Document section:
• • • •

BIA Lowers Forecast for 2024 Local Ad Revenue To $172 Billion
Political spending expected to hit $11.1 billion, up 15.5% from 2020
Powered by an election year, local advertising revenues are expected to increase 9.3% year over year to $172 billion in 2024, according to an updated forecast from BIA Advisory Services.
The new forecast calls for 2% less local ad revenue than BIA had forecasted in October.
Over-the-air TV, which continues to get the largest share of political ad spending, is expected to see a 28.3% increase from 2023 in total ad revenue to $20.8 billion. That is 1.2% lower than BIA’s earlier forecast.
Online TV ad revenue is expected to grow 24.9% to $2.2 billion, up 2% from the previous forecast.
Spending on local over-the-top and connected TV platforms is expected to grow 53.8%. BIA said the strong growth stems from the addition of high-quality and more accessible CTV inventory through the programmatic market, as well as increased rates on a cost-per-thousand viewers (CPM) basis.

• • • •

[Data excerpts]
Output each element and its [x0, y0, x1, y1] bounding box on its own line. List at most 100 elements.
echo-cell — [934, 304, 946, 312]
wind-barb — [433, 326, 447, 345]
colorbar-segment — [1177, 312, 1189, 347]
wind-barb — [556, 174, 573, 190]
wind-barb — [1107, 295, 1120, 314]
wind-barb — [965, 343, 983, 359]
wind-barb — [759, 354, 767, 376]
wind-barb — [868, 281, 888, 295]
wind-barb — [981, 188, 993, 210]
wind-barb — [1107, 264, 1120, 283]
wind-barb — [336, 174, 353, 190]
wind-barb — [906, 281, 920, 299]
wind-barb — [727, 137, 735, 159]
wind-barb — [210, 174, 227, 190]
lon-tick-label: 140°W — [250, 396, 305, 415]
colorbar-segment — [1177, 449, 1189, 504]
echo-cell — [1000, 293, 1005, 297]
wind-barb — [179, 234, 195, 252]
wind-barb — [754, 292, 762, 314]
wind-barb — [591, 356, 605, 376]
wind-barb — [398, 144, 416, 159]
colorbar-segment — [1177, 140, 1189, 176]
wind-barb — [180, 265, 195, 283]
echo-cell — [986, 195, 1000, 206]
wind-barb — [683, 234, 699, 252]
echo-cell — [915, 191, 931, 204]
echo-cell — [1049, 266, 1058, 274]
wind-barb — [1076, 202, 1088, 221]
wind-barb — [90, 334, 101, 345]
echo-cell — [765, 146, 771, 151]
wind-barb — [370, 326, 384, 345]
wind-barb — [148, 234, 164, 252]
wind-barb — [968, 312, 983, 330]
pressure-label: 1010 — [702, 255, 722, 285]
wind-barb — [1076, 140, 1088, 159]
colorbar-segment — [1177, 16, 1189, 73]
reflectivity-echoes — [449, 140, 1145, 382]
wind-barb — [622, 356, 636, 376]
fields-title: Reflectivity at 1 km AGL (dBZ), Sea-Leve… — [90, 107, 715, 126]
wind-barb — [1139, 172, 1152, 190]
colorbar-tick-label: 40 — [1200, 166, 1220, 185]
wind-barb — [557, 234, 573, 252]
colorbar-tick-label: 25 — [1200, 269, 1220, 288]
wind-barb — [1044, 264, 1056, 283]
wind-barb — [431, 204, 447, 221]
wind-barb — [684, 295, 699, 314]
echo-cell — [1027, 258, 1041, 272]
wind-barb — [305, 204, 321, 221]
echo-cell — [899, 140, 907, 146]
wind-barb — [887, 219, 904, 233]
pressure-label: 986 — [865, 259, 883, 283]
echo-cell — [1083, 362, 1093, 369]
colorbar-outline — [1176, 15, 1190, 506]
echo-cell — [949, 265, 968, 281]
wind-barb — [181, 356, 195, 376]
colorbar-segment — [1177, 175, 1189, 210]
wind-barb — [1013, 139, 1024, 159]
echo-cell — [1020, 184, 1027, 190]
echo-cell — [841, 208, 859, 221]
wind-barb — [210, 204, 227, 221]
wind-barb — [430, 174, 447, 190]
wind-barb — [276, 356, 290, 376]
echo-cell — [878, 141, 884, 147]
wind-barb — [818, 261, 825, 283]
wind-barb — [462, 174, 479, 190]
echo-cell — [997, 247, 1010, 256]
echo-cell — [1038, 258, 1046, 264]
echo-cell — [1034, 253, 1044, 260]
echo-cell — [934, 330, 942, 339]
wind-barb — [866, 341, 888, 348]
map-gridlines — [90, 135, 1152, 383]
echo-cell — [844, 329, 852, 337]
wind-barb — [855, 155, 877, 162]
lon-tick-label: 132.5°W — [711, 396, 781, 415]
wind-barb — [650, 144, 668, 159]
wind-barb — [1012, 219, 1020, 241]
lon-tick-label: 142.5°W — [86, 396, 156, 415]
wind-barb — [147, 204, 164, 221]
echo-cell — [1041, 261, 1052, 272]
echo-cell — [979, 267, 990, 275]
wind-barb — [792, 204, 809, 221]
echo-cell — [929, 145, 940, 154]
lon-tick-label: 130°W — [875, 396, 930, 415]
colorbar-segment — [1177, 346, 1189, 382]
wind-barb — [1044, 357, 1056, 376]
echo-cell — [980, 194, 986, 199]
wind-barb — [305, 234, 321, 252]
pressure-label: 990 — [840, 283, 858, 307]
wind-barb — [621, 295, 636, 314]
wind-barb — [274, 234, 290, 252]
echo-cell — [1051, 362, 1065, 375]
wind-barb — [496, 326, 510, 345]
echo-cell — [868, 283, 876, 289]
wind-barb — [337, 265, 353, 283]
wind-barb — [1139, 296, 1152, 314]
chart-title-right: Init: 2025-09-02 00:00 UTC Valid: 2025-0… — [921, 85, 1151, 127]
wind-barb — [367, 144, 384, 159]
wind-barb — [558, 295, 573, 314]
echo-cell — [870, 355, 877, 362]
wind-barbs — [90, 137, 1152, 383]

• • • •

Exercise A:
Rewrite the part of the local ad revenue article starting with "Over-the-air TV, which" and going on through "the previous forecast.", renaming "Online TV" as "Streaming TV".
Exercise B:
Answer these questions from the local ad revenue article:
(i) By what percentage are local advertising revenues expected to increase year over year in 2024?
(ii) How much is political spending expected to reach?
(iii) By what percentage is spending on local over-the-top and connected TV platforms expected to grow?
Exercise C:
List every distinct dollar amount given in the local ad revenue article.

Response A:
Over-the-air TV, which continues to get the largest share of political ad spending, is expected to see a 28.3% increase from 2023 in total ad revenue to $20.8 billion. That is 1.2% lower than BIA’s earlier forecast.
Streaming TV ad revenue is expected to grow 24.9% to $2.2 billion, up 2% from the previous forecast.

Response B:
(i) 9.3%
(ii) $11.1 billion
(iii) 53.8%

Response C:
$172 billion
$11.1 billion
$20.8 billion
$2.2 billion